begin Records shown

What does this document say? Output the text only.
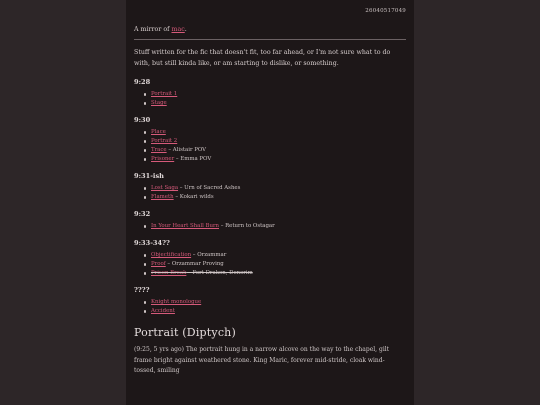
26040517049
A mirror of mac.
Stuff written for the fic that doesn't fit, too far ahead, or I'm not sure what to do with, but still kinda like, or am starting to dislike, or something.
9:28
Portrait 1
Stage
9:30
Place
Portrait 2
Trace – Alistair POV
Prisoner – Emma POV
9:31-ish
Lost Saga – Urn of Sacred Ashes
Flameth – Kokari wilds
9:32
In Your Heart Shall Burn – Return to Ostagar
9:33-34??
Objectification – Orzammar
Proof – Orzammar Proving
Prison Break – Fort Drakon, Denerim
????
Knight monologue
Accident
Portrait (Diptych)
(9:25, 5 yrs ago) The portrait hung in a narrow alcove on the way to the chapel, gilt frame bright against weathered stone. King Maric, forever mid-stride, cloak wind-tossed, smiling
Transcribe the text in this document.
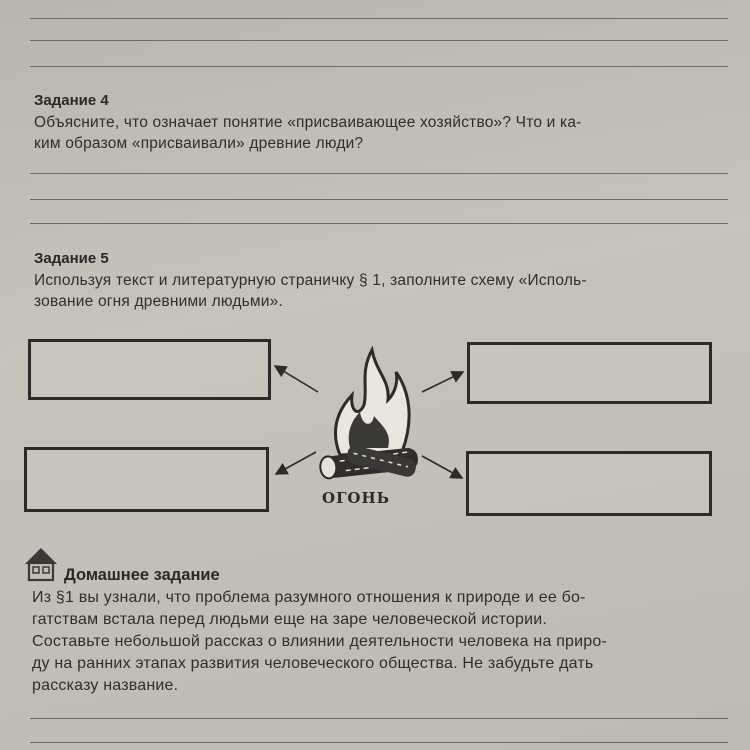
Задание 4
Объясните, что означает понятие «присваивающее хозяйство»? Что и ка-
ким образом «присваивали» древние люди?
Задание 5
Используя текст и литературную страничку § 1, заполните схему «Исполь-
зование огня древними людьми».
ОГОНЬ
Домашнее задание
Из §1 вы узнали, что проблема разумного отношения к природе и ее бо-
гатствам встала перед людьми еще на заре человеческой истории.
Составьте небольшой рассказ о влиянии деятельности человека на приро-
ду на ранних этапах развития человеческого общества. Не забудьте дать
рассказу название.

end Records shown

Goal | From the data, pick out every line that includes "this".

Answer to the exercise |
What does this document say? Output the text only.
Transcribe the text in this document.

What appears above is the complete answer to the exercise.